What is expected:
Return each line of the listing that contains the string "дистиллированной".

Exercise materials:
────────────────────────────────────────

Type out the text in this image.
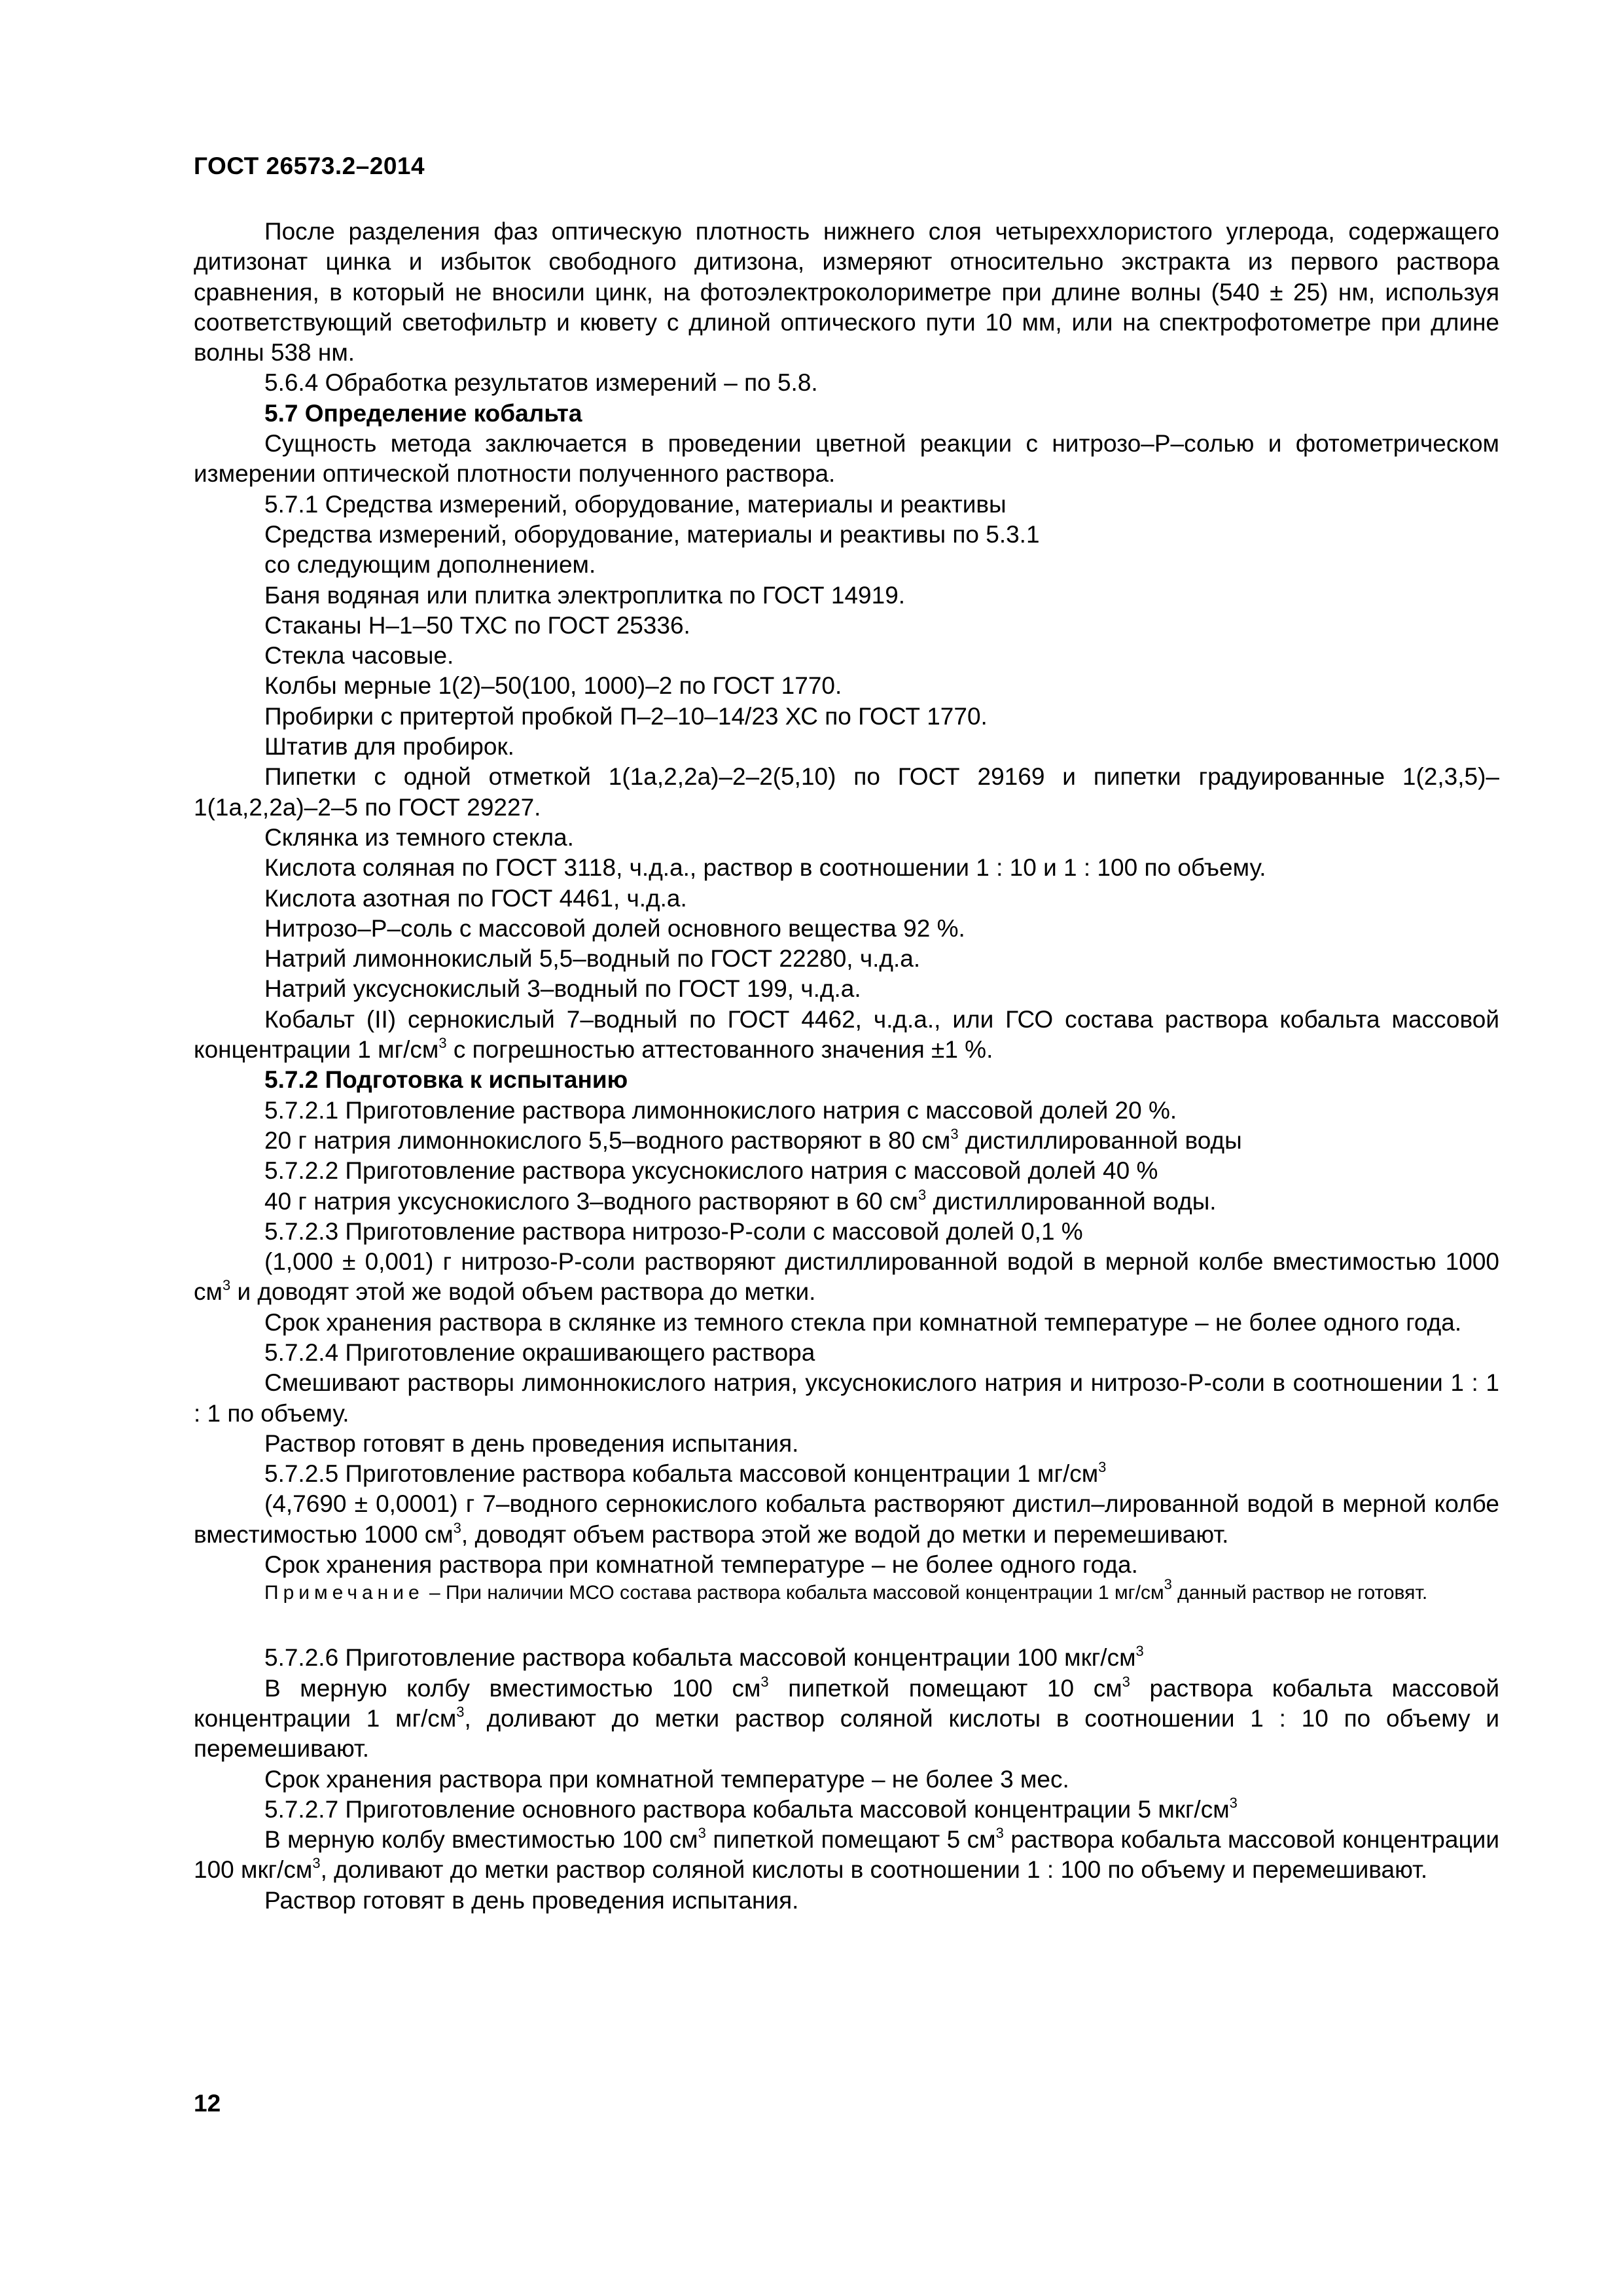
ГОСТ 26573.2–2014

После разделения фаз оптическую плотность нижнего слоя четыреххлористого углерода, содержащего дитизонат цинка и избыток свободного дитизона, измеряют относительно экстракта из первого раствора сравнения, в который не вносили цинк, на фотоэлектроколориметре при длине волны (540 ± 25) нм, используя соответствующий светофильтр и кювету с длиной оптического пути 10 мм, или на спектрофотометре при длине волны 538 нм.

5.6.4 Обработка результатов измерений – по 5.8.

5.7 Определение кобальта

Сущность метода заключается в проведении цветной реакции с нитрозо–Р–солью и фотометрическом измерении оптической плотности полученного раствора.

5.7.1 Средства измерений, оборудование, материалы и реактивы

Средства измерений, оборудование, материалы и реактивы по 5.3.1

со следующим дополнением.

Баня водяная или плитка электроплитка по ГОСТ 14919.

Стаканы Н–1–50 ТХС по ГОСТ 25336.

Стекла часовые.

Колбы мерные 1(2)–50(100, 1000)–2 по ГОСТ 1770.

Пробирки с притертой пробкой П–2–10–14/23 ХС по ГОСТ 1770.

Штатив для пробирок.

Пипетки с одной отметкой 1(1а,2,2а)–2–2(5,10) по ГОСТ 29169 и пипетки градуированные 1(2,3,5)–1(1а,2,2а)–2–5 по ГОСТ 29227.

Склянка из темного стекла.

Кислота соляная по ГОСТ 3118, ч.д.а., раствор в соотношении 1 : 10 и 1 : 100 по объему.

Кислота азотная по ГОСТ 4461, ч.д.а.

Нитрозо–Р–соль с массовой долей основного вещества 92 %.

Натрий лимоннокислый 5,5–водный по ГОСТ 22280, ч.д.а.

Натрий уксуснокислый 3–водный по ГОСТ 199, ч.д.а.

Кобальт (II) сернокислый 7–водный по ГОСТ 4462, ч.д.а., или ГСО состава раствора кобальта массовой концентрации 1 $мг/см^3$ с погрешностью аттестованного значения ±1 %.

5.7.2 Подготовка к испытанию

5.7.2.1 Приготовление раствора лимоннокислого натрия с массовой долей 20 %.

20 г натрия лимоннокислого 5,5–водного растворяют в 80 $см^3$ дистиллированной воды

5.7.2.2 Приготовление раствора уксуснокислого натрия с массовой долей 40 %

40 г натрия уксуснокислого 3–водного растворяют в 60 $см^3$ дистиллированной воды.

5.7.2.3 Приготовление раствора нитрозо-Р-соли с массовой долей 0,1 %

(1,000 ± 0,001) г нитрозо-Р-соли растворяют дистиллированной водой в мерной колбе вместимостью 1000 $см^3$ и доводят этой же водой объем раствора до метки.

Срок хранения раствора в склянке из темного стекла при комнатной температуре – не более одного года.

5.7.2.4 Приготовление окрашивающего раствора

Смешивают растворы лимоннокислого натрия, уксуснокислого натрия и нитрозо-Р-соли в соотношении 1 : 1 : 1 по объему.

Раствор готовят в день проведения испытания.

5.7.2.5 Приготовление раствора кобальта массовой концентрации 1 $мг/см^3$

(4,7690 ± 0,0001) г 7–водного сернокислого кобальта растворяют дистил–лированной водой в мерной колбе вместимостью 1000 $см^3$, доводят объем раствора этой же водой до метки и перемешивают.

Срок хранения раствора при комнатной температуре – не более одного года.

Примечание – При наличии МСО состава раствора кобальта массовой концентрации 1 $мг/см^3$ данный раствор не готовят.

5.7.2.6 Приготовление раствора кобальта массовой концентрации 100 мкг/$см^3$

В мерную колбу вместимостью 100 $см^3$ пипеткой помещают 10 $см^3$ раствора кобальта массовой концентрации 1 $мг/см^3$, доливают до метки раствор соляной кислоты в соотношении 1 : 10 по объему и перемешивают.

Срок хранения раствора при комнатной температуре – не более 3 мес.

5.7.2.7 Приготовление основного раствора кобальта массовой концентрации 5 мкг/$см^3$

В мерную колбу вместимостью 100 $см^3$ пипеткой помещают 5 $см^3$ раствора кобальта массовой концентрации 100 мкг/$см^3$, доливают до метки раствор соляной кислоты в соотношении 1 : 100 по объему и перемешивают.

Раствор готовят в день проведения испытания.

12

────────────────────────────────────────

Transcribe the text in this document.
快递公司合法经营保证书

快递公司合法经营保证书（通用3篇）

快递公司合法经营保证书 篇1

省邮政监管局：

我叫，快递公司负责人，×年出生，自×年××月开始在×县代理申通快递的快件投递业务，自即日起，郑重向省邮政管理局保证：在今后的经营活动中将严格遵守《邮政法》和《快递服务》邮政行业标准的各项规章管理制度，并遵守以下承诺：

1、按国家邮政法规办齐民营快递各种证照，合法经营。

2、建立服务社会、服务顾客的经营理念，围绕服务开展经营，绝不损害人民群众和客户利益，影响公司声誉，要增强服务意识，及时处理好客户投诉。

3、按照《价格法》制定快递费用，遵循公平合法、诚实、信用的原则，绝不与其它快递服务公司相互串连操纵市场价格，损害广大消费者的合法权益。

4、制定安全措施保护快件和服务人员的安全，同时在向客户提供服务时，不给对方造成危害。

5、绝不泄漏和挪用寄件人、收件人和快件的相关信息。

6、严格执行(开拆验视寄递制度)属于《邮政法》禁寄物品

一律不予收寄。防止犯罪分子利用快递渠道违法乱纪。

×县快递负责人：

────────────────────────────────────────

Task response:
20 г натрия лимоннокислого 5,5–водного растворяют в 80 $см^3$ дистиллированной воды
40 г натрия уксуснокислого 3–водного растворяют в 60 $см^3$ дистиллированной воды.
(1,000 ± 0,001) г нитрозо-Р-соли растворяют дистиллированной водой в мерной колбе вместимостью 1000 $см^3$ и доводят этой же водой объем раствора до метки.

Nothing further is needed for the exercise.